| Short problem |
Note each line that includes the word "Outcome". Copy those lines.

| Listed records |

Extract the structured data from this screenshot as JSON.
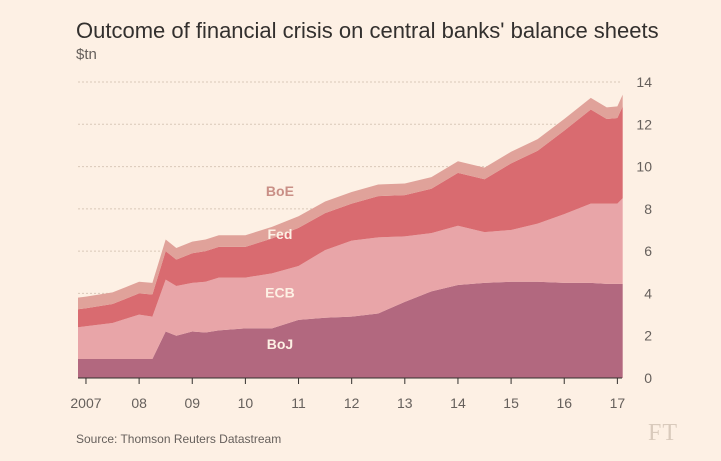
{
  "title": "Outcome of financial crisis on central banks' balance sheets",
  "subtitle": "$tn",
  "source": "Source: Thomson Reuters Datastream",
  "logo": "FT",
  "colors": {
    "background": "#fdf0e4",
    "BoJ": "#b2687f",
    "ECB": "#e8a5a8",
    "Fed": "#d96b70",
    "BoE": "#e0a29a",
    "grid": "#d9c8b8",
    "labelLight": "#fdf0e4",
    "labelBoE": "#c98f86"
  },
  "chart_data": {
    "type": "area",
    "stacked": true,
    "title": "Outcome of financial crisis on central banks' balance sheets",
    "ylabel": "$tn",
    "ylim": [
      0,
      14
    ],
    "yticks": [
      0,
      2,
      4,
      6,
      8,
      10,
      12,
      14
    ],
    "xlim": [
      2006.85,
      2017.2
    ],
    "xticks": [
      {
        "value": 2007,
        "label": "2007"
      },
      {
        "value": 2008,
        "label": "08"
      },
      {
        "value": 2009,
        "label": "09"
      },
      {
        "value": 2010,
        "label": "10"
      },
      {
        "value": 2011,
        "label": "11"
      },
      {
        "value": 2012,
        "label": "12"
      },
      {
        "value": 2013,
        "label": "13"
      },
      {
        "value": 2014,
        "label": "14"
      },
      {
        "value": 2015,
        "label": "15"
      },
      {
        "value": 2016,
        "label": "16"
      },
      {
        "value": 2017,
        "label": "17"
      }
    ],
    "x": [
      2006.85,
      2007.0,
      2007.5,
      2007.75,
      2008.0,
      2008.25,
      2008.5,
      2008.7,
      2009.0,
      2009.25,
      2009.5,
      2010.0,
      2010.5,
      2011.0,
      2011.5,
      2012.0,
      2012.5,
      2013.0,
      2013.5,
      2014.0,
      2014.5,
      2015.0,
      2015.5,
      2016.0,
      2016.5,
      2016.8,
      2017.0,
      2017.1
    ],
    "series": [
      {
        "name": "BoJ",
        "values": [
          0.9,
          0.9,
          0.9,
          0.9,
          0.9,
          0.9,
          2.2,
          2.0,
          2.2,
          2.15,
          2.25,
          2.35,
          2.35,
          2.75,
          2.85,
          2.9,
          3.05,
          3.6,
          4.1,
          4.4,
          4.5,
          4.55,
          4.55,
          4.5,
          4.5,
          4.45,
          4.45,
          4.45
        ]
      },
      {
        "name": "ECB",
        "values": [
          1.5,
          1.55,
          1.7,
          1.9,
          2.1,
          2.0,
          2.45,
          2.35,
          2.3,
          2.4,
          2.5,
          2.4,
          2.6,
          2.55,
          3.2,
          3.6,
          3.6,
          3.1,
          2.75,
          2.8,
          2.4,
          2.45,
          2.75,
          3.25,
          3.75,
          3.8,
          3.8,
          4.05
        ]
      },
      {
        "name": "Fed",
        "values": [
          0.85,
          0.85,
          0.9,
          0.95,
          1.0,
          1.05,
          1.35,
          1.25,
          1.4,
          1.45,
          1.45,
          1.45,
          1.65,
          1.8,
          1.75,
          1.75,
          1.95,
          1.95,
          2.1,
          2.5,
          2.5,
          3.15,
          3.45,
          3.95,
          4.45,
          4.0,
          4.05,
          4.35
        ]
      },
      {
        "name": "BoE",
        "values": [
          0.55,
          0.55,
          0.55,
          0.55,
          0.55,
          0.55,
          0.55,
          0.55,
          0.55,
          0.55,
          0.55,
          0.55,
          0.55,
          0.55,
          0.55,
          0.55,
          0.55,
          0.55,
          0.55,
          0.55,
          0.55,
          0.55,
          0.55,
          0.55,
          0.55,
          0.55,
          0.55,
          0.55
        ]
      }
    ],
    "series_labels": [
      {
        "name": "BoJ",
        "text": "BoJ",
        "x": 2010.65,
        "y": 1.6
      },
      {
        "name": "ECB",
        "text": "ECB",
        "x": 2010.65,
        "y": 4.05
      },
      {
        "name": "Fed",
        "text": "Fed",
        "x": 2010.65,
        "y": 6.8
      },
      {
        "name": "BoE",
        "text": "BoE",
        "x": 2010.65,
        "y": 8.85
      }
    ]
  }
}
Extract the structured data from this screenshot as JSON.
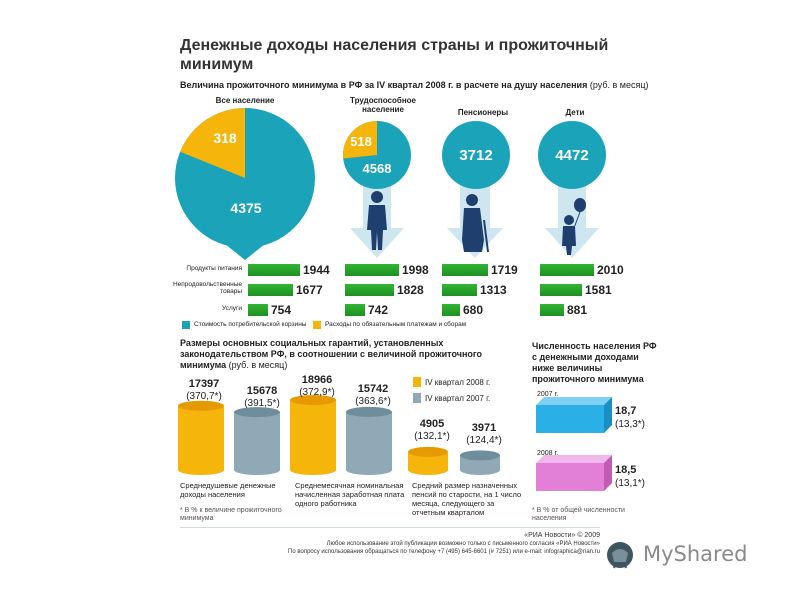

| Output of the exercise |
  "title": "Outcome of financial crisis on central banks' balance sheets",
    "title": "Outcome of financial crisis on central banks' balance sheets",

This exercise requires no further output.